> DIRECTIONS FOR THIS TASK:
Transcribe the material verbatim in full; the pictures do not belong in the copy.

[Figure collection entries]

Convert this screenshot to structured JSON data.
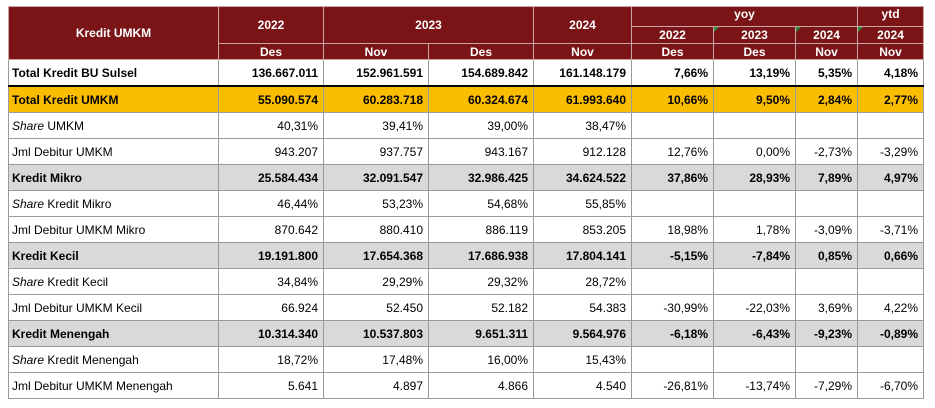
{
  "header": {
    "label": "Kredit UMKM",
    "years": [
      "2022",
      "2023",
      "2024"
    ],
    "yoy_label": "yoy",
    "ytd_label": "ytd",
    "months": [
      "Des",
      "Nov",
      "Des",
      "Nov"
    ],
    "yoy_years": [
      "2022",
      "2023",
      "2024"
    ],
    "yoy_months": [
      "Des",
      "Des",
      "Nov"
    ],
    "ytd_year": "2024",
    "ytd_month": "Nov"
  },
  "rows": [
    {
      "label": "Total Kredit BU Sulsel",
      "label_italic": "",
      "values": [
        "136.667.011",
        "152.961.591",
        "154.689.842",
        "161.148.179"
      ],
      "yoy": [
        "7,66%",
        "13,19%",
        "5,35%"
      ],
      "ytd": "4,18%"
    },
    {
      "label": "Total Kredit UMKM",
      "label_italic": "",
      "values": [
        "55.090.574",
        "60.283.718",
        "60.324.674",
        "61.993.640"
      ],
      "yoy": [
        "10,66%",
        "9,50%",
        "2,84%"
      ],
      "ytd": "2,77%"
    },
    {
      "label": " UMKM",
      "label_italic": "Share",
      "values": [
        "40,31%",
        "39,41%",
        "39,00%",
        "38,47%"
      ],
      "yoy": [
        "",
        "",
        ""
      ],
      "ytd": ""
    },
    {
      "label": "Jml Debitur UMKM",
      "label_italic": "",
      "values": [
        "943.207",
        "937.757",
        "943.167",
        "912.128"
      ],
      "yoy": [
        "12,76%",
        "0,00%",
        "-2,73%"
      ],
      "ytd": "-3,29%"
    },
    {
      "label": "Kredit Mikro",
      "label_italic": "",
      "values": [
        "25.584.434",
        "32.091.547",
        "32.986.425",
        "34.624.522"
      ],
      "yoy": [
        "37,86%",
        "28,93%",
        "7,89%"
      ],
      "ytd": "4,97%"
    },
    {
      "label": " Kredit Mikro",
      "label_italic": "Share",
      "values": [
        "46,44%",
        "53,23%",
        "54,68%",
        "55,85%"
      ],
      "yoy": [
        "",
        "",
        ""
      ],
      "ytd": ""
    },
    {
      "label": "Jml Debitur UMKM Mikro",
      "label_italic": "",
      "values": [
        "870.642",
        "880.410",
        "886.119",
        "853.205"
      ],
      "yoy": [
        "18,98%",
        "1,78%",
        "-3,09%"
      ],
      "ytd": "-3,71%"
    },
    {
      "label": "Kredit Kecil",
      "label_italic": "",
      "values": [
        "19.191.800",
        "17.654.368",
        "17.686.938",
        "17.804.141"
      ],
      "yoy": [
        "-5,15%",
        "-7,84%",
        "0,85%"
      ],
      "ytd": "0,66%"
    },
    {
      "label": " Kredit Kecil",
      "label_italic": "Share",
      "values": [
        "34,84%",
        "29,29%",
        "29,32%",
        "28,72%"
      ],
      "yoy": [
        "",
        "",
        ""
      ],
      "ytd": ""
    },
    {
      "label": "Jml Debitur UMKM Kecil",
      "label_italic": "",
      "values": [
        "66.924",
        "52.450",
        "52.182",
        "54.383"
      ],
      "yoy": [
        "-30,99%",
        "-22,03%",
        "3,69%"
      ],
      "ytd": "4,22%"
    },
    {
      "label": "Kredit Menengah",
      "label_italic": "",
      "values": [
        "10.314.340",
        "10.537.803",
        "9.651.311",
        "9.564.976"
      ],
      "yoy": [
        "-6,18%",
        "-6,43%",
        "-9,23%"
      ],
      "ytd": "-0,89%"
    },
    {
      "label": " Kredit Menengah",
      "label_italic": "Share",
      "values": [
        "18,72%",
        "17,48%",
        "16,00%",
        "15,43%"
      ],
      "yoy": [
        "",
        "",
        ""
      ],
      "ytd": ""
    },
    {
      "label": "Jml Debitur UMKM Menengah",
      "label_italic": "",
      "values": [
        "5.641",
        "4.897",
        "4.866",
        "4.540"
      ],
      "yoy": [
        "-26,81%",
        "-13,74%",
        "-7,29%"
      ],
      "ytd": "-6,70%"
    }
  ],
  "row_styles": [
    "bold total-bu",
    "bold gold",
    "",
    "",
    "bold gray",
    "",
    "",
    "bold gray",
    "",
    "",
    "bold gray",
    "",
    ""
  ],
  "colors": {
    "header_bg": "#7b1416",
    "highlight_gold": "#fbbd00",
    "section_gray": "#d9d9d9",
    "header_text": "#ffffff"
  }
}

> COMPLETE OUTPUT:
Convert this screenshot to structured JSON data.
{
  "header": {
    "label": "Kredit UMKM",
    "years": [
      "2022",
      "2023",
      "2024"
    ],
    "yoy_label": "yoy",
    "ytd_label": "ytd",
    "months": [
      "Des",
      "Nov",
      "Des",
      "Nov"
    ],
    "yoy_years": [
      "2022",
      "2023",
      "2024"
    ],
    "yoy_months": [
      "Des",
      "Des",
      "Nov"
    ],
    "ytd_year": "2024",
    "ytd_month": "Nov"
  },
  "rows": [
    {
      "label": "Total Kredit BU Sulsel",
      "label_italic": "",
      "values": [
        "136.667.011",
        "152.961.591",
        "154.689.842",
        "161.148.179"
      ],
      "yoy": [
        "7,66%",
        "13,19%",
        "5,35%"
      ],
      "ytd": "4,18%"
    },
    {
      "label": "Total Kredit UMKM",
      "label_italic": "",
      "values": [
        "55.090.574",
        "60.283.718",
        "60.324.674",
        "61.993.640"
      ],
      "yoy": [
        "10,66%",
        "9,50%",
        "2,84%"
      ],
      "ytd": "2,77%"
    },
    {
      "label": " UMKM",
      "label_italic": "Share",
      "values": [
        "40,31%",
        "39,41%",
        "39,00%",
        "38,47%"
      ],
      "yoy": [
        "",
        "",
        ""
      ],
      "ytd": ""
    },
    {
      "label": "Jml Debitur UMKM",
      "label_italic": "",
      "values": [
        "943.207",
        "937.757",
        "943.167",
        "912.128"
      ],
      "yoy": [
        "12,76%",
        "0,00%",
        "-2,73%"
      ],
      "ytd": "-3,29%"
    },
    {
      "label": "Kredit Mikro",
      "label_italic": "",
      "values": [
        "25.584.434",
        "32.091.547",
        "32.986.425",
        "34.624.522"
      ],
      "yoy": [
        "37,86%",
        "28,93%",
        "7,89%"
      ],
      "ytd": "4,97%"
    },
    {
      "label": " Kredit Mikro",
      "label_italic": "Share",
      "values": [
        "46,44%",
        "53,23%",
        "54,68%",
        "55,85%"
      ],
      "yoy": [
        "",
        "",
        ""
      ],
      "ytd": ""
    },
    {
      "label": "Jml Debitur UMKM Mikro",
      "label_italic": "",
      "values": [
        "870.642",
        "880.410",
        "886.119",
        "853.205"
      ],
      "yoy": [
        "18,98%",
        "1,78%",
        "-3,09%"
      ],
      "ytd": "-3,71%"
    },
    {
      "label": "Kredit Kecil",
      "label_italic": "",
      "values": [
        "19.191.800",
        "17.654.368",
        "17.686.938",
        "17.804.141"
      ],
      "yoy": [
        "-5,15%",
        "-7,84%",
        "0,85%"
      ],
      "ytd": "0,66%"
    },
    {
      "label": " Kredit Kecil",
      "label_italic": "Share",
      "values": [
        "34,84%",
        "29,29%",
        "29,32%",
        "28,72%"
      ],
      "yoy": [
        "",
        "",
        ""
      ],
      "ytd": ""
    },
    {
      "label": "Jml Debitur UMKM Kecil",
      "label_italic": "",
      "values": [
        "66.924",
        "52.450",
        "52.182",
        "54.383"
      ],
      "yoy": [
        "-30,99%",
        "-22,03%",
        "3,69%"
      ],
      "ytd": "4,22%"
    },
    {
      "label": "Kredit Menengah",
      "label_italic": "",
      "values": [
        "10.314.340",
        "10.537.803",
        "9.651.311",
        "9.564.976"
      ],
      "yoy": [
        "-6,18%",
        "-6,43%",
        "-9,23%"
      ],
      "ytd": "-0,89%"
    },
    {
      "label": " Kredit Menengah",
      "label_italic": "Share",
      "values": [
        "18,72%",
        "17,48%",
        "16,00%",
        "15,43%"
      ],
      "yoy": [
        "",
        "",
        ""
      ],
      "ytd": ""
    },
    {
      "label": "Jml Debitur UMKM Menengah",
      "label_italic": "",
      "values": [
        "5.641",
        "4.897",
        "4.866",
        "4.540"
      ],
      "yoy": [
        "-26,81%",
        "-13,74%",
        "-7,29%"
      ],
      "ytd": "-6,70%"
    }
  ],
  "row_styles": [
    "bold total-bu",
    "bold gold",
    "",
    "",
    "bold gray",
    "",
    "",
    "bold gray",
    "",
    "",
    "bold gray",
    "",
    ""
  ],
  "colors": {
    "header_bg": "#7b1416",
    "highlight_gold": "#fbbd00",
    "section_gray": "#d9d9d9",
    "header_text": "#ffffff"
  }
}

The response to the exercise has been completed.